Exercise goal.
Of the lines in the listing below, how many hold "subtitle"? Answer with the number only.

_____

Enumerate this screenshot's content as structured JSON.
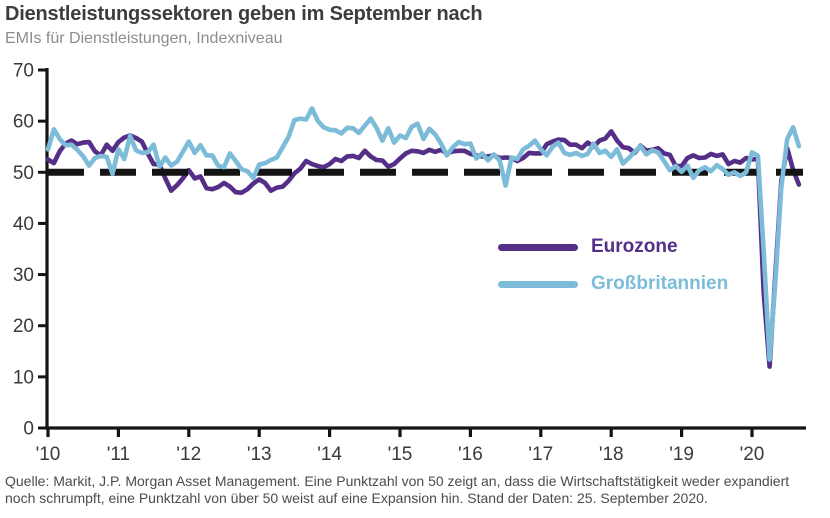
{
  "header": {
    "title": "Dienstleistungssektoren geben im September nach",
    "subtitle": "EMIs für Dienstleistungen, Indexniveau"
  },
  "chart_data": {
    "type": "line",
    "title": "Dienstleistungssektoren geben im September nach",
    "subtitle": "EMIs für Dienstleistungen, Indexniveau",
    "xlabel": "",
    "ylabel": "",
    "ylim": [
      0,
      70
    ],
    "yticks": [
      0,
      10,
      20,
      30,
      40,
      50,
      60,
      70
    ],
    "xtick_labels": [
      "'10",
      "'11",
      "'12",
      "'13",
      "'14",
      "'15",
      "'16",
      "'17",
      "'18",
      "'19",
      "'20"
    ],
    "x_start_year": 2010,
    "x_step": "monthly",
    "grid": false,
    "legend_position": "center-right",
    "reference_line": {
      "value": 50,
      "style": "dashed",
      "color": "#141414"
    },
    "axis_color": "#141414",
    "tick_label_color": "#3a3a3a",
    "series": [
      {
        "name": "Eurozone",
        "color": "#552e87",
        "values": [
          52.5,
          51.8,
          54.1,
          55.6,
          56.2,
          55.5,
          55.8,
          55.9,
          54.1,
          53.3,
          55.4,
          54.2,
          55.9,
          56.8,
          57.2,
          56.7,
          56.0,
          53.7,
          51.6,
          51.5,
          48.8,
          46.4,
          47.5,
          48.8,
          50.4,
          48.8,
          49.2,
          46.9,
          46.7,
          47.1,
          47.9,
          47.2,
          46.1,
          46.0,
          46.7,
          47.8,
          48.6,
          47.9,
          46.4,
          47.0,
          47.2,
          48.3,
          49.8,
          50.7,
          52.2,
          51.6,
          51.2,
          51.0,
          51.6,
          52.6,
          52.2,
          53.1,
          53.2,
          52.8,
          54.2,
          53.1,
          52.4,
          52.3,
          51.1,
          51.6,
          52.7,
          53.7,
          54.2,
          54.1,
          53.8,
          54.4,
          54.0,
          54.4,
          53.7,
          54.1,
          54.2,
          54.2,
          53.6,
          53.3,
          53.1,
          53.1,
          53.3,
          52.8,
          52.9,
          52.8,
          52.2,
          52.8,
          53.8,
          53.7,
          53.7,
          55.5,
          56.0,
          56.4,
          56.3,
          55.4,
          55.4,
          54.7,
          55.8,
          55.0,
          56.2,
          56.6,
          58.0,
          56.2,
          54.9,
          54.7,
          53.8,
          55.2,
          54.2,
          54.4,
          54.7,
          53.7,
          53.4,
          51.2,
          51.2,
          52.8,
          53.3,
          52.8,
          52.9,
          53.6,
          53.2,
          53.5,
          51.6,
          52.2,
          51.9,
          52.8,
          52.5,
          52.6,
          26.4,
          12.0,
          30.5,
          48.3,
          54.7,
          50.5,
          47.6
        ]
      },
      {
        "name": "Großbritannien",
        "color": "#7dbcd8",
        "values": [
          54.5,
          58.4,
          56.5,
          55.3,
          55.4,
          54.4,
          53.1,
          51.3,
          52.8,
          53.2,
          53.0,
          49.7,
          54.5,
          52.6,
          57.1,
          54.3,
          53.8,
          53.9,
          55.4,
          51.1,
          52.9,
          51.3,
          52.1,
          54.0,
          56.0,
          53.8,
          55.3,
          53.3,
          53.3,
          51.3,
          51.0,
          53.7,
          52.2,
          50.6,
          50.2,
          48.9,
          51.5,
          51.8,
          52.4,
          52.9,
          54.9,
          56.9,
          60.2,
          60.5,
          60.3,
          62.5,
          60.0,
          58.8,
          58.3,
          58.2,
          57.6,
          58.7,
          58.6,
          57.7,
          59.1,
          60.5,
          58.7,
          56.2,
          58.6,
          55.8,
          57.2,
          56.7,
          58.9,
          59.5,
          56.5,
          58.5,
          57.4,
          55.6,
          53.3,
          54.9,
          55.9,
          55.5,
          55.6,
          52.7,
          53.7,
          52.3,
          53.5,
          52.3,
          47.4,
          52.9,
          52.6,
          54.5,
          55.2,
          56.2,
          54.5,
          53.3,
          55.0,
          55.8,
          53.8,
          53.4,
          53.8,
          53.2,
          53.6,
          55.6,
          53.8,
          54.2,
          53.0,
          54.5,
          51.7,
          52.8,
          54.0,
          55.1,
          53.5,
          54.3,
          53.9,
          52.2,
          50.4,
          51.2,
          50.1,
          51.3,
          48.9,
          50.4,
          51.0,
          50.2,
          51.4,
          50.6,
          49.5,
          50.0,
          49.3,
          50.0,
          53.9,
          53.2,
          34.5,
          13.4,
          29.0,
          47.1,
          56.5,
          58.8,
          55.1
        ]
      }
    ]
  },
  "footer": {
    "lines": [
      "Quelle: Markit, J.P. Morgan Asset Management. Eine Punktzahl von 50 zeigt an, dass die Wirtschaftstätigkeit weder expandiert",
      "noch schrumpft, eine Punktzahl von über 50 weist auf eine Expansion hin. Stand der Daten: 25. September 2020."
    ]
  }
}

_____

Task result.
2